#### Data lines

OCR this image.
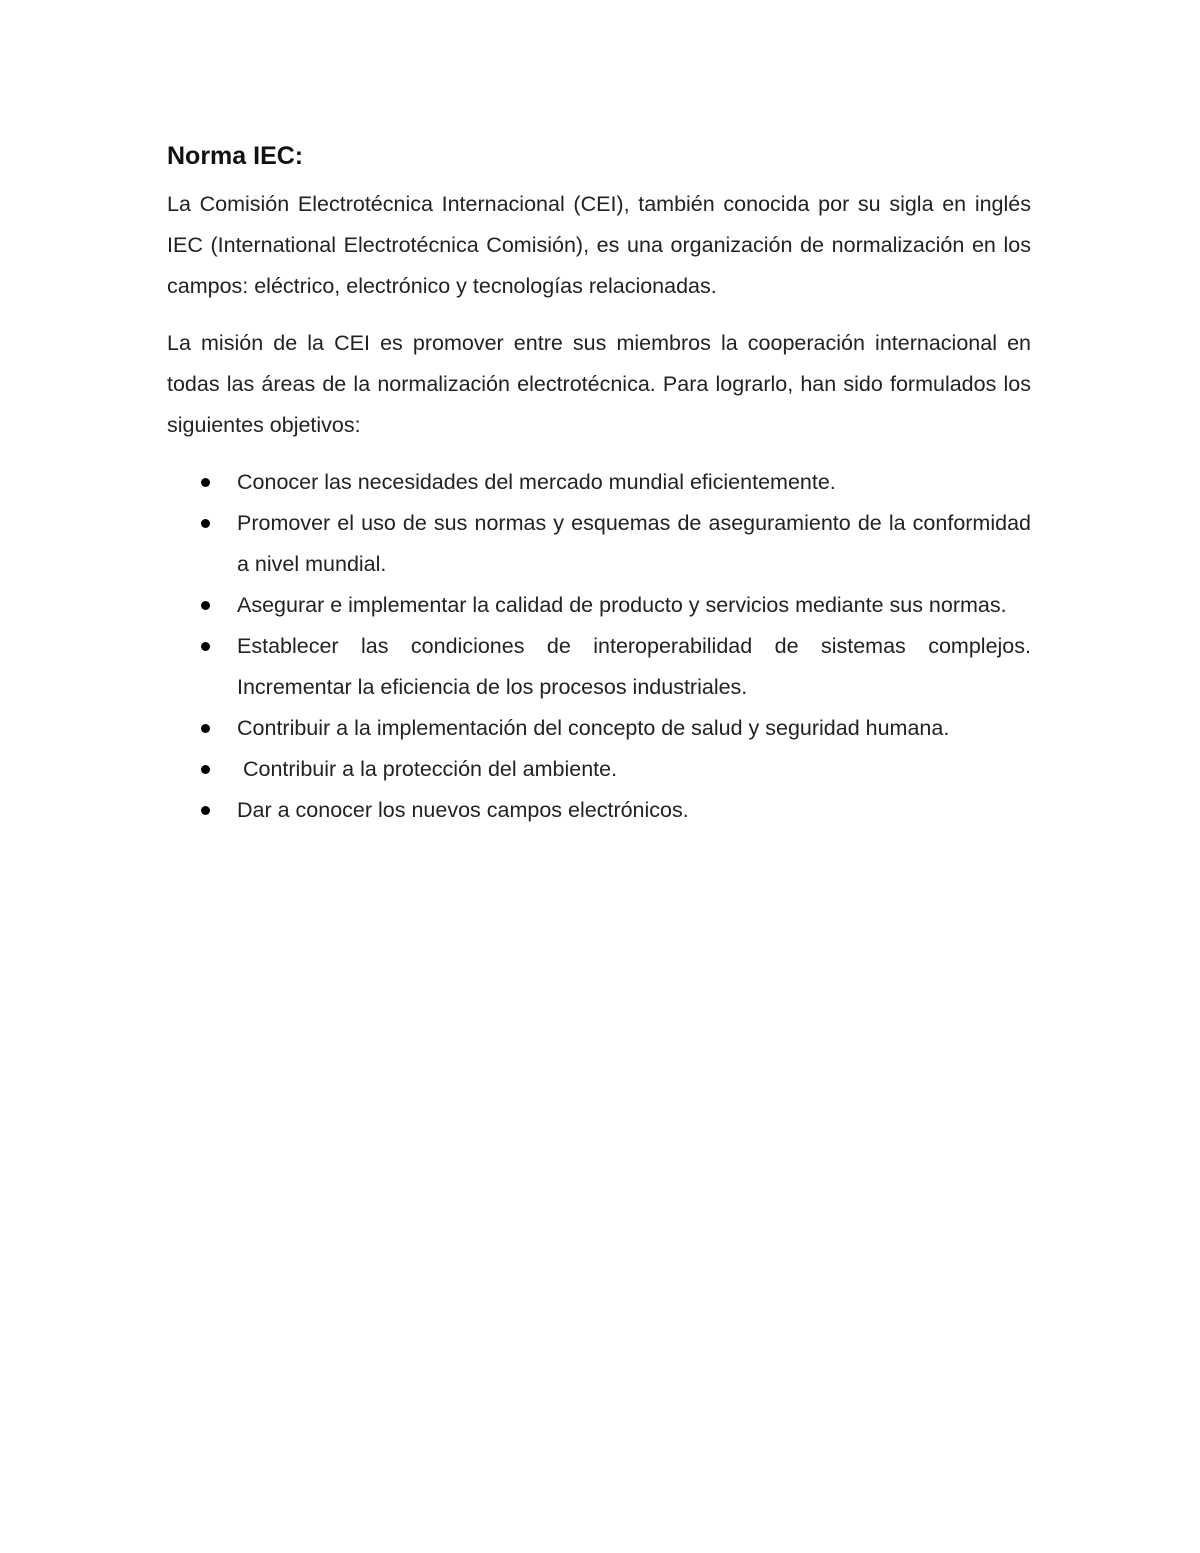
Norma IEC:

La Comisión Electrotécnica Internacional (CEI), también conocida por su sigla en inglés IEC (International Electrotécnica Comisión), es una organización de normalización en los campos: eléctrico, electrónico y tecnologías relacionadas.

La misión de la CEI es promover entre sus miembros la cooperación internacional en todas las áreas de la normalización electrotécnica. Para lograrlo, han sido formulados los siguientes objetivos:

Conocer las necesidades del mercado mundial eficientemente.
Promover el uso de sus normas y esquemas de aseguramiento de la conformidad a nivel mundial.
Asegurar e implementar la calidad de producto y servicios mediante sus normas.
Establecer las condiciones de interoperabilidad de sistemas complejos. Incrementar la eficiencia de los procesos industriales.
Contribuir a la implementación del concepto de salud y seguridad humana.
Contribuir a la protección del ambiente.
Dar a conocer los nuevos campos electrónicos.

########

§ **Task brief**
Output every entry exactly as given; pictures are not part of the copy.

§ **Solution**
OCR this image.
Norma IEC:

La Comisión Electrotécnica Internacional (CEI), también conocida por su sigla en inglés IEC (International Electrotécnica Comisión), es una organización de normalización en los campos: eléctrico, electrónico y tecnologías relacionadas.

La misión de la CEI es promover entre sus miembros la cooperación internacional en todas las áreas de la normalización electrotécnica. Para lograrlo, han sido formulados los siguientes objetivos:

Conocer las necesidades del mercado mundial eficientemente.
Promover el uso de sus normas y esquemas de aseguramiento de la conformidad a nivel mundial.
Asegurar e implementar la calidad de producto y servicios mediante sus normas.
Establecer las condiciones de interoperabilidad de sistemas complejos. Incrementar la eficiencia de los procesos industriales.
Contribuir a la implementación del concepto de salud y seguridad humana.
Contribuir a la protección del ambiente.
Dar a conocer los nuevos campos electrónicos.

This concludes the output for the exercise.